_Work required_
From the records, pick out and copy each line containing "коммунальной".

_Provided records_
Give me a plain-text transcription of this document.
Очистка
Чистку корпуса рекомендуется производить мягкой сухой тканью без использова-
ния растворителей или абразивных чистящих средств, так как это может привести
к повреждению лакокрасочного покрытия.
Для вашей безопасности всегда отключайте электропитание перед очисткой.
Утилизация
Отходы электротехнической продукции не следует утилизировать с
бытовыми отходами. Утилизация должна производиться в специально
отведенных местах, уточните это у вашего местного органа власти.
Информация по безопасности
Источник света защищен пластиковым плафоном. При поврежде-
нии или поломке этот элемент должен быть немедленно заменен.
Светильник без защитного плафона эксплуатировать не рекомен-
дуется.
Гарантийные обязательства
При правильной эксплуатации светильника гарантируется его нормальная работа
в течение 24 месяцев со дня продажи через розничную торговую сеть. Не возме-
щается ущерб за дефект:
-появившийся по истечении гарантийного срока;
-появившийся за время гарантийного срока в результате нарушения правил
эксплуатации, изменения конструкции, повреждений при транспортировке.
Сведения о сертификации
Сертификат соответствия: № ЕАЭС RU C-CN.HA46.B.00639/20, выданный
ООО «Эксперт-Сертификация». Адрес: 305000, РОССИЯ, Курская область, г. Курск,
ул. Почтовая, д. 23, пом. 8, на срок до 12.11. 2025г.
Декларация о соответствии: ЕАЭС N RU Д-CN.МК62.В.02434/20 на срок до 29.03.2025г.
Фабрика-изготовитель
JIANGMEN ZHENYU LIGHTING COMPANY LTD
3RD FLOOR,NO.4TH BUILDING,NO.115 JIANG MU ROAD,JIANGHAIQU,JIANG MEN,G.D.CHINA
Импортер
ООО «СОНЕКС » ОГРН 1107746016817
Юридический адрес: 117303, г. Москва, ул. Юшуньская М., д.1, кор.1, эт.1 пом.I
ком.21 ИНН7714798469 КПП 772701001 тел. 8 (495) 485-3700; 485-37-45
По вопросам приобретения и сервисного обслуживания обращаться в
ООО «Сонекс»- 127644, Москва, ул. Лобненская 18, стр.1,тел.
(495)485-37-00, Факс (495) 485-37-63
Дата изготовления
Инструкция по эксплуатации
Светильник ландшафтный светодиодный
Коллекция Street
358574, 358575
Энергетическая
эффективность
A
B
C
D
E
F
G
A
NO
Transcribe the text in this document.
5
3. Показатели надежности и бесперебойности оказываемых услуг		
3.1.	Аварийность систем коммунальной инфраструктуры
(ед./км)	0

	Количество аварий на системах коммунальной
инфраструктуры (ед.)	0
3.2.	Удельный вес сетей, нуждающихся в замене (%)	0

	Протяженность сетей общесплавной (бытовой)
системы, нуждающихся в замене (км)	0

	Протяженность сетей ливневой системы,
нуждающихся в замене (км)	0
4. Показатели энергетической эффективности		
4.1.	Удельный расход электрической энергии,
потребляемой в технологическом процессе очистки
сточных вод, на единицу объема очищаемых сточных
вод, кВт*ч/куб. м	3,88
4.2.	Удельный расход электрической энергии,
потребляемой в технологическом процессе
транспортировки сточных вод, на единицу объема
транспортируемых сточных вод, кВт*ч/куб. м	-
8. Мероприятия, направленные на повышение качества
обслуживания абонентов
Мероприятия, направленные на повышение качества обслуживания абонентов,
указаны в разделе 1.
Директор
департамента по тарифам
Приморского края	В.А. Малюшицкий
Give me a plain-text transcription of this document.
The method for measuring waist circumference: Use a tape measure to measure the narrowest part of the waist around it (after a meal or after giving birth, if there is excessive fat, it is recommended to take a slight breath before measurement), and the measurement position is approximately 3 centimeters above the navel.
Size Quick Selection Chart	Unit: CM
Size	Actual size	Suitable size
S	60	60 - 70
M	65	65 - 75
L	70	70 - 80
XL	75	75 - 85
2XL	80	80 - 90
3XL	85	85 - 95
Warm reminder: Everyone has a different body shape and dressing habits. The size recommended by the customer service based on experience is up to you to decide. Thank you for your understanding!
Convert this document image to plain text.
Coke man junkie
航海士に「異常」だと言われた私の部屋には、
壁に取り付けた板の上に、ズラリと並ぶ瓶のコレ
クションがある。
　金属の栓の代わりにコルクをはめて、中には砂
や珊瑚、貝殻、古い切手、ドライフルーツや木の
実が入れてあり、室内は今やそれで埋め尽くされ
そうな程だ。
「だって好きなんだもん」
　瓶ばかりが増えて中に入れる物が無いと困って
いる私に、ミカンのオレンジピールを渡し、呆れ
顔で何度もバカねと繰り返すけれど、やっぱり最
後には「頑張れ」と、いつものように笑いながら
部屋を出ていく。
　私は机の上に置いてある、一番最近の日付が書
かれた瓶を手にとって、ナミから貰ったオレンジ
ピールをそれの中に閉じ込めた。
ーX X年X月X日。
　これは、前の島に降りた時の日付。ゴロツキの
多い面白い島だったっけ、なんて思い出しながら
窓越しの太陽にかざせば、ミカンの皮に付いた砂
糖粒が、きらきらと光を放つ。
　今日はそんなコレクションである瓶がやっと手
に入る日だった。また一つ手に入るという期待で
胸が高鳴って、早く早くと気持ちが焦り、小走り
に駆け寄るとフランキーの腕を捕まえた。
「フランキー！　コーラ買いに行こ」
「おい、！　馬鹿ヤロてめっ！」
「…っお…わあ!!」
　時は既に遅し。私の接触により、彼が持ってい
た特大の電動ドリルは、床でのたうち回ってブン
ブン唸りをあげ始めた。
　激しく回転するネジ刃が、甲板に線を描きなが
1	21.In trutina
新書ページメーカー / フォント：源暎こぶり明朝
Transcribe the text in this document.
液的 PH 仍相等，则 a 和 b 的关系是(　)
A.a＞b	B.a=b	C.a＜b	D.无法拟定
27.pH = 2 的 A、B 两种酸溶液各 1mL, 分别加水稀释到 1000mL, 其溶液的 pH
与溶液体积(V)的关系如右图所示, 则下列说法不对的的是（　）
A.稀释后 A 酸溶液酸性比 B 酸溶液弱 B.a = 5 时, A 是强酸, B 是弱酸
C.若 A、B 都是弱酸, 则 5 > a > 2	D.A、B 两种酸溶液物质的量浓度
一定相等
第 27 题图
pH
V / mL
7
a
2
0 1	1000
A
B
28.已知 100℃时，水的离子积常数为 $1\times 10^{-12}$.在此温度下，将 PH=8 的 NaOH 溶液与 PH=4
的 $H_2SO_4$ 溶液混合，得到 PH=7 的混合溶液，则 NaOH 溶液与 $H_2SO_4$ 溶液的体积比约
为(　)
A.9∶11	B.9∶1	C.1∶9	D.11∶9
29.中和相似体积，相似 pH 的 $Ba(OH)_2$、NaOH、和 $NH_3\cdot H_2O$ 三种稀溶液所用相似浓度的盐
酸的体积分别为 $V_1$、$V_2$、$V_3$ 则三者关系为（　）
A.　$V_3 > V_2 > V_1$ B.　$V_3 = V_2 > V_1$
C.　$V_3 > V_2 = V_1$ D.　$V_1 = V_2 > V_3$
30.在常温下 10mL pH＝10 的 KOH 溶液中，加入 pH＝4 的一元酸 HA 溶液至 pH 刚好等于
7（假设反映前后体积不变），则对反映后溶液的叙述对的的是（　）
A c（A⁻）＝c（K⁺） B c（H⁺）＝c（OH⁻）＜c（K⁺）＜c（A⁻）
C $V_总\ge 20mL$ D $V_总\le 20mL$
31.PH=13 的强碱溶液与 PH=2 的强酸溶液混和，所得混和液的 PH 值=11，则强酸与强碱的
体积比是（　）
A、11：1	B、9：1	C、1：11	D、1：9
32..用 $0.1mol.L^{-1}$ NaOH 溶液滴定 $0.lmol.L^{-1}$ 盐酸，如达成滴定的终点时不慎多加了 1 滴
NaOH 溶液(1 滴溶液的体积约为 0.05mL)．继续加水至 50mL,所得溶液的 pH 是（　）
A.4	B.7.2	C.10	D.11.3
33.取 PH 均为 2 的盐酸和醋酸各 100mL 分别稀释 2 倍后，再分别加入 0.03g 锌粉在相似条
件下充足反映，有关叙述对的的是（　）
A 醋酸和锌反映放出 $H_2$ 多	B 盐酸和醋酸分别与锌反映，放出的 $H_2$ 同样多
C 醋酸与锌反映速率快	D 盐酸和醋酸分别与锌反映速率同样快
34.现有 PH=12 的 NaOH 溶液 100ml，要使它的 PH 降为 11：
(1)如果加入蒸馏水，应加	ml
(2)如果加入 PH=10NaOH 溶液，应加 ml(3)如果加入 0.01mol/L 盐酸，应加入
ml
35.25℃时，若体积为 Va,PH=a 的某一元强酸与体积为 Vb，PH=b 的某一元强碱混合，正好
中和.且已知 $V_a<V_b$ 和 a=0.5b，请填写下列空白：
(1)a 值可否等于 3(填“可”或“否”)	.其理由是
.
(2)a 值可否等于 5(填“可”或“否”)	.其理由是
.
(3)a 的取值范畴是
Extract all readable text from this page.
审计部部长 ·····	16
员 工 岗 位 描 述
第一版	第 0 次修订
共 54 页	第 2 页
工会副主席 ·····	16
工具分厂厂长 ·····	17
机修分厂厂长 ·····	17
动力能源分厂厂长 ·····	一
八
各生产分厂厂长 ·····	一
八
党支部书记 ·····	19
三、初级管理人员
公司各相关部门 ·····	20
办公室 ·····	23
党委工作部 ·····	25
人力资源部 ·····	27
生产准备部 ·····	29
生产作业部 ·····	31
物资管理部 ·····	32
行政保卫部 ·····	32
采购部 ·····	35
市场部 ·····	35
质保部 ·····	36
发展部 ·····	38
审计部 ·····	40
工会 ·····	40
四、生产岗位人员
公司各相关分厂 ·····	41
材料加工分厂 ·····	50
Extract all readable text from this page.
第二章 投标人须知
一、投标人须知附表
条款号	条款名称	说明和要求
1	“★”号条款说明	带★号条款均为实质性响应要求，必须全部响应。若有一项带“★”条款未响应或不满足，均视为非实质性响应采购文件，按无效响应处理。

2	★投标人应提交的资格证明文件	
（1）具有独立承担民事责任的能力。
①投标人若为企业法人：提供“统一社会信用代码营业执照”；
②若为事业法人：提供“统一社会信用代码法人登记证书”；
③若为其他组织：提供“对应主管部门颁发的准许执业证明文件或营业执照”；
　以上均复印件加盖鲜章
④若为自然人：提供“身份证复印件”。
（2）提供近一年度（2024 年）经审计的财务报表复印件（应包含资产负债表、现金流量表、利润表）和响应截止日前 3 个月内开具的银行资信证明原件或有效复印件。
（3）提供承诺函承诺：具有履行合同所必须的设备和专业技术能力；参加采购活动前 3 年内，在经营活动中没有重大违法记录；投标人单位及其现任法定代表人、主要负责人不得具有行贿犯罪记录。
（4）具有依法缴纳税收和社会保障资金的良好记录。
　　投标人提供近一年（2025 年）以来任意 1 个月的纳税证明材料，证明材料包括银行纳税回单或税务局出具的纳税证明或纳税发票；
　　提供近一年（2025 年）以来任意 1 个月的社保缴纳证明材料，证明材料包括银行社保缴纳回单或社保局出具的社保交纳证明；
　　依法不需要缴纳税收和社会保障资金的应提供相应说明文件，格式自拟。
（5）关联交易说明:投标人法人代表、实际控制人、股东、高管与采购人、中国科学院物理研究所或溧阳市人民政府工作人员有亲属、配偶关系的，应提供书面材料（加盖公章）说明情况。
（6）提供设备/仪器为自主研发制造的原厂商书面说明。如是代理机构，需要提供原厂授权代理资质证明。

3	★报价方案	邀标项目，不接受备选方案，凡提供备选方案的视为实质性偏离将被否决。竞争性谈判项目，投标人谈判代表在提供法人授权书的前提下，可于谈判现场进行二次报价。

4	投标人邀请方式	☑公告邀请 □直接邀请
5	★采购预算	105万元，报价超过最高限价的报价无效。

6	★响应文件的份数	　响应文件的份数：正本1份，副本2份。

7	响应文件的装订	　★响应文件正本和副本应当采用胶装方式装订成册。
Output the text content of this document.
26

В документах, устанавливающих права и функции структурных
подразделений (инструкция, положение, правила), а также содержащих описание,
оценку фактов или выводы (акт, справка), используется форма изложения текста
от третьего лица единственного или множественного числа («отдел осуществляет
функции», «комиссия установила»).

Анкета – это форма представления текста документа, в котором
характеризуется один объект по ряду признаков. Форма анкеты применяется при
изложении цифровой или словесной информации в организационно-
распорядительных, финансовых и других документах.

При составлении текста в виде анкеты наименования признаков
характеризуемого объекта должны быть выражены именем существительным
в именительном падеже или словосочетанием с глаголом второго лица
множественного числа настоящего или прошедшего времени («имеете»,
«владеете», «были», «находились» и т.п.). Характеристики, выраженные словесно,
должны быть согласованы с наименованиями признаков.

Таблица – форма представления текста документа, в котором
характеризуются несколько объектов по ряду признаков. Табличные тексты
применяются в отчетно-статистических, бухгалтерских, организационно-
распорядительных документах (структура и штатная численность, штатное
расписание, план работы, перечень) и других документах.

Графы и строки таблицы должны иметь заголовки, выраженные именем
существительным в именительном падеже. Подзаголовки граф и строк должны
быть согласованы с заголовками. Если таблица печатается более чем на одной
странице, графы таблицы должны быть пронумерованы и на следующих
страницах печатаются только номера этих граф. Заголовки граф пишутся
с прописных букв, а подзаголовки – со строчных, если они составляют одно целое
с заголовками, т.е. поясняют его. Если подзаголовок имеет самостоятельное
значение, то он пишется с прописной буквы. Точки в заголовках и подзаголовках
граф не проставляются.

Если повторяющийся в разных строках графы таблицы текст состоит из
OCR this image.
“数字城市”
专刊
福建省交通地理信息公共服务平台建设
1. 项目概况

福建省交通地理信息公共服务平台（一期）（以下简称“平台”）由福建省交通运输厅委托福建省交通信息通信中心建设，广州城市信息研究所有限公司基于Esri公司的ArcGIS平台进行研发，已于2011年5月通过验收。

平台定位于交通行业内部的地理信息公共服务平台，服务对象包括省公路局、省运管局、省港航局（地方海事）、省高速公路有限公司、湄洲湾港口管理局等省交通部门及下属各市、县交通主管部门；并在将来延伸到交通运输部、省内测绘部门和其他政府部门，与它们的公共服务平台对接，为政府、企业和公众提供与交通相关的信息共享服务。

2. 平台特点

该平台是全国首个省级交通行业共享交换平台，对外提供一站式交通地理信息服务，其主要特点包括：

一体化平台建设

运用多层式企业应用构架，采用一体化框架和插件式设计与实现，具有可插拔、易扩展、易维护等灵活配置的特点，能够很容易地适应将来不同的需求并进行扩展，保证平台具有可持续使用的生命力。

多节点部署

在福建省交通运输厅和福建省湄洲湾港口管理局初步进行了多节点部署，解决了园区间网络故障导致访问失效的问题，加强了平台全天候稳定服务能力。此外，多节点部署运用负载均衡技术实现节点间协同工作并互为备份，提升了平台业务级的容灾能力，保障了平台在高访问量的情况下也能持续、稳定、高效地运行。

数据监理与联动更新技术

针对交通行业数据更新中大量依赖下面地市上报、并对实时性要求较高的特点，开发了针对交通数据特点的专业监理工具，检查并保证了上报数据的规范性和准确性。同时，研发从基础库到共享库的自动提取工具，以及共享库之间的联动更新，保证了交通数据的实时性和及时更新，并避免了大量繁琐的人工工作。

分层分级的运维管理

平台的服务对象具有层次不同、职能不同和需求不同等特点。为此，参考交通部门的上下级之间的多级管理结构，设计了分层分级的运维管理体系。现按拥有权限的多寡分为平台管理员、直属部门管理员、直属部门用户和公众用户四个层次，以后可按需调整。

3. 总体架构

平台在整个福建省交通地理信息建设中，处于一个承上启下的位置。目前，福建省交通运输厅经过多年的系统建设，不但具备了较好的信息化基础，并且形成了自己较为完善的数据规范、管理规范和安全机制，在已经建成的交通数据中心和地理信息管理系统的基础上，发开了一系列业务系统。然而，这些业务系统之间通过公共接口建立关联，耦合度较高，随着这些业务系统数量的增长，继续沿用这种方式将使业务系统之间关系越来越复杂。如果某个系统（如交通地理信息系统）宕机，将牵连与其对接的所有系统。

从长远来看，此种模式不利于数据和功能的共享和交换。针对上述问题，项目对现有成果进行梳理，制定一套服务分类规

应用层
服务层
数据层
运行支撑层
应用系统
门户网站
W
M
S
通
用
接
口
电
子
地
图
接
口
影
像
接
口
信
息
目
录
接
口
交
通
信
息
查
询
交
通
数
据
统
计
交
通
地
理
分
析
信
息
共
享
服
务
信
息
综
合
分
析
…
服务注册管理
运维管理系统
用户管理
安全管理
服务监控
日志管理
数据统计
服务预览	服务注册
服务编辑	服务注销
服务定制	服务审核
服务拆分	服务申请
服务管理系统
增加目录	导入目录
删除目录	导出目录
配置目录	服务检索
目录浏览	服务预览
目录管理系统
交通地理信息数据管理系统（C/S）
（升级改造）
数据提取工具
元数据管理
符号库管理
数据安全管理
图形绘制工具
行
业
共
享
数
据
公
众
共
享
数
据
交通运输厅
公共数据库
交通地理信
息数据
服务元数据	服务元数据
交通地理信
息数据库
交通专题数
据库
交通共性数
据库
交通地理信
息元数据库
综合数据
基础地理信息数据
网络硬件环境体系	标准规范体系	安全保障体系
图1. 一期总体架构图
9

_Output of the task_
3.1.	Аварийность систем коммунальной инфраструктуры
	Количество аварий на системах коммунальной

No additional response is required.